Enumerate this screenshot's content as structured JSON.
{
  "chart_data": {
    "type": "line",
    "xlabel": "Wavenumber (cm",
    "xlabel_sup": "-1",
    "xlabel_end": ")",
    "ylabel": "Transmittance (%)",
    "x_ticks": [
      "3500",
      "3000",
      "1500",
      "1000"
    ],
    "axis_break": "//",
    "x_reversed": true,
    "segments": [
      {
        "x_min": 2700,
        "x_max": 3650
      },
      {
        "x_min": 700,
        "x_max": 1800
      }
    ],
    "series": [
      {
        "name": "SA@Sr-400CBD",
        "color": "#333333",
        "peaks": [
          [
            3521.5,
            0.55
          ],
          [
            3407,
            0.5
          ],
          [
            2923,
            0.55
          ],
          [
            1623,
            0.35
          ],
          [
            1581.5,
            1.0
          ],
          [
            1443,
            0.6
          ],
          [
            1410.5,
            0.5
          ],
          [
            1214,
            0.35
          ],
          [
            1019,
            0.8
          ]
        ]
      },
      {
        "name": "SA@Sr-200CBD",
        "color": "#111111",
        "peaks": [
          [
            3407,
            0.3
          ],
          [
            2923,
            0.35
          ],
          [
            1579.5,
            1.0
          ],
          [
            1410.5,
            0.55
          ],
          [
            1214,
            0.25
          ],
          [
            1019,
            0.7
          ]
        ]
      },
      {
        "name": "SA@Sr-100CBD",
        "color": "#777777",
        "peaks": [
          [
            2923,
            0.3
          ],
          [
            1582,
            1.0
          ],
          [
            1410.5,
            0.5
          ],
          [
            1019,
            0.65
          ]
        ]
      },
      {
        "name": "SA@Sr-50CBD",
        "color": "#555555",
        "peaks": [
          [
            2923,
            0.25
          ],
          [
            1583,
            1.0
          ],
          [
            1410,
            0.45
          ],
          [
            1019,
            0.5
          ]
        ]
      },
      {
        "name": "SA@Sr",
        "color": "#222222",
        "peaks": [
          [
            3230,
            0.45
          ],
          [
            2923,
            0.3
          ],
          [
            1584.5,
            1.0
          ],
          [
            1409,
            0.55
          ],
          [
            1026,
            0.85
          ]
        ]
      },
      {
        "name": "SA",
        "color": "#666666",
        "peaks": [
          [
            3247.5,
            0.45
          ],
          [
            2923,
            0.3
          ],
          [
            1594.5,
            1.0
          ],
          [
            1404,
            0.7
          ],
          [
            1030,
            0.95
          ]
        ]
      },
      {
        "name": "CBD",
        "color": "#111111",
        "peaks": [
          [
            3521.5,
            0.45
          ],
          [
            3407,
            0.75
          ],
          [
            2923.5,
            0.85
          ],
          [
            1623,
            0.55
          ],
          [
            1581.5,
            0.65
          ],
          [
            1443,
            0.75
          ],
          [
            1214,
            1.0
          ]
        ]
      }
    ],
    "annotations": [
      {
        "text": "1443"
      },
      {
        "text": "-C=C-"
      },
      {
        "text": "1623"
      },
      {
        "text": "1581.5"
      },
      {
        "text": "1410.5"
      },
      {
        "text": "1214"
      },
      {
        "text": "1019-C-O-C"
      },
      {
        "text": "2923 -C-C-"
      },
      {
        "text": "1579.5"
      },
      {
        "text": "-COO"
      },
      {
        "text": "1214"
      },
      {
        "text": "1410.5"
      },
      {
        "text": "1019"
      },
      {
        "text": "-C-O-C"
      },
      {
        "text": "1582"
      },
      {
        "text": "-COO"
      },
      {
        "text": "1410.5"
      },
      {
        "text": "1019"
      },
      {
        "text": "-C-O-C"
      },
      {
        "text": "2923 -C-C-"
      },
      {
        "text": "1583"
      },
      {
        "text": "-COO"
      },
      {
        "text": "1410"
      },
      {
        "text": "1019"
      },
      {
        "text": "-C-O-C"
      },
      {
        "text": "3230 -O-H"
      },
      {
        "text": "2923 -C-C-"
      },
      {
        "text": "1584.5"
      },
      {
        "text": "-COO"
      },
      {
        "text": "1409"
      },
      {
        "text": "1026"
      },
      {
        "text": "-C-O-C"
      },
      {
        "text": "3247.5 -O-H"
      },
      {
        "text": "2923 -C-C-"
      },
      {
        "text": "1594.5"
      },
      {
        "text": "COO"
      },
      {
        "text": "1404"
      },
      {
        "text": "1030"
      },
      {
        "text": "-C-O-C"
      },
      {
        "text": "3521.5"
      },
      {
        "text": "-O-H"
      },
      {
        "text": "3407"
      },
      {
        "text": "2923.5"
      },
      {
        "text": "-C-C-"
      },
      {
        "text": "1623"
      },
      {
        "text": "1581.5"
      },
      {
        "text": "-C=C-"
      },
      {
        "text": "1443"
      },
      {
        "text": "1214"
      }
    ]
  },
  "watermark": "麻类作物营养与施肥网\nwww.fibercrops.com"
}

::::

Return from the data every line that holds "name".

        "name": "SA@Sr-400CBD",
        "name": "SA@Sr-200CBD",
        "name": "SA@Sr-100CBD",
        "name": "SA@Sr-50CBD",
        "name": "SA@Sr",
        "name": "SA",
        "name": "CBD",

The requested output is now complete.